▸ **What is expected**
Keep the images out and copy every entry below exactly.

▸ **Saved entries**

┌──

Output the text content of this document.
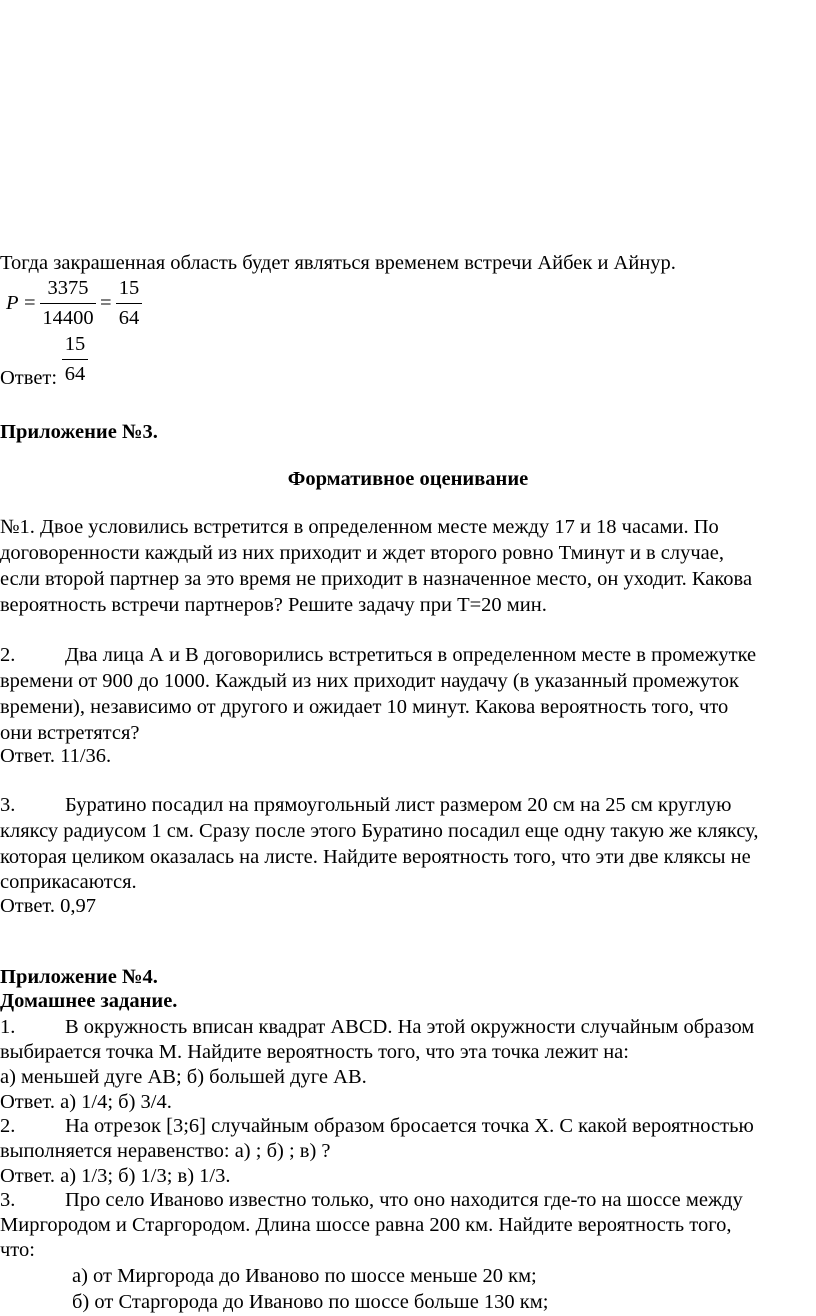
Тогда закрашенная область будет являться временем встречи Айбек и Айнур.
P =
3375
14400
=
15
64
Ответ:
15
64
Приложение №3.
Формативное оценивание
№1. Двое условились встретится в определенном месте между 17 и 18 часами. По
договоренности каждый из них приходит и ждет второго ровно Тминут и в случае,
если второй партнер за это время не приходит в назначенное место, он уходит. Какова
вероятность встречи партнеров? Решите задачу при Т=20 мин.
2. Два лица А и В договорились встретиться в определенном месте в промежутке
времени от 900 до 1000. Каждый из них приходит наудачу (в указанный промежуток
времени), независимо от другого и ожидает 10 минут. Какова вероятность того, что
они встретятся?
Ответ. 11/36.
3. Буратино посадил на прямоугольный лист размером 20 см на 25 см круглую
кляксу радиусом 1 см. Сразу после этого Буратино посадил еще одну такую же кляксу,
которая целиком оказалась на листе. Найдите вероятность того, что эти две кляксы не
соприкасаются.
Ответ. 0,97
Приложение №4.
Домашнее задание.
1. В окружность вписан квадрат ABCD. На этой окружности случайным образом
выбирается точка М. Найдите вероятность того, что эта точка лежит на:
а) меньшей дуге АВ; б) большей дуге АВ.
Ответ. а) 1/4; б) 3/4.
2. На отрезок [3;6] случайным образом бросается точка Х. С какой вероятностью
выполняется неравенство: а) ; б) ; в) ?
Ответ. а) 1/3; б) 1/3; в) 1/3.
3. Про село Иваново известно только, что оно находится где-то на шоссе между
Миргородом и Старгородом. Длина шоссе равна 200 км. Найдите вероятность того,
что:
а) от Миргорода до Иваново по шоссе меньше 20 км;
б) от Старгорода до Иваново по шоссе больше 130 км;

└──

▸ **Output of the exercise**
Output the text content of this document.
Тогда закрашенная область будет являться временем встречи Айбек и Айнур.
P =
3375
14400
=
15
64
Ответ:
15
64
Приложение №3.
Формативное оценивание
№1. Двое условились встретится в определенном месте между 17 и 18 часами. По
договоренности каждый из них приходит и ждет второго ровно Тминут и в случае,
если второй партнер за это время не приходит в назначенное место, он уходит. Какова
вероятность встречи партнеров? Решите задачу при Т=20 мин.
2. Два лица А и В договорились встретиться в определенном месте в промежутке
времени от 900 до 1000. Каждый из них приходит наудачу (в указанный промежуток
времени), независимо от другого и ожидает 10 минут. Какова вероятность того, что
они встретятся?
Ответ. 11/36.
3. Буратино посадил на прямоугольный лист размером 20 см на 25 см круглую
кляксу радиусом 1 см. Сразу после этого Буратино посадил еще одну такую же кляксу,
которая целиком оказалась на листе. Найдите вероятность того, что эти две кляксы не
соприкасаются.
Ответ. 0,97
Приложение №4.
Домашнее задание.
1. В окружность вписан квадрат ABCD. На этой окружности случайным образом
выбирается точка М. Найдите вероятность того, что эта точка лежит на:
а) меньшей дуге АВ; б) большей дуге АВ.
Ответ. а) 1/4; б) 3/4.
2. На отрезок [3;6] случайным образом бросается точка Х. С какой вероятностью
выполняется неравенство: а) ; б) ; в) ?
Ответ. а) 1/3; б) 1/3; в) 1/3.
3. Про село Иваново известно только, что оно находится где-то на шоссе между
Миргородом и Старгородом. Длина шоссе равна 200 км. Найдите вероятность того,
что:
а) от Миргорода до Иваново по шоссе меньше 20 км;
б) от Старгорода до Иваново по шоссе больше 130 км;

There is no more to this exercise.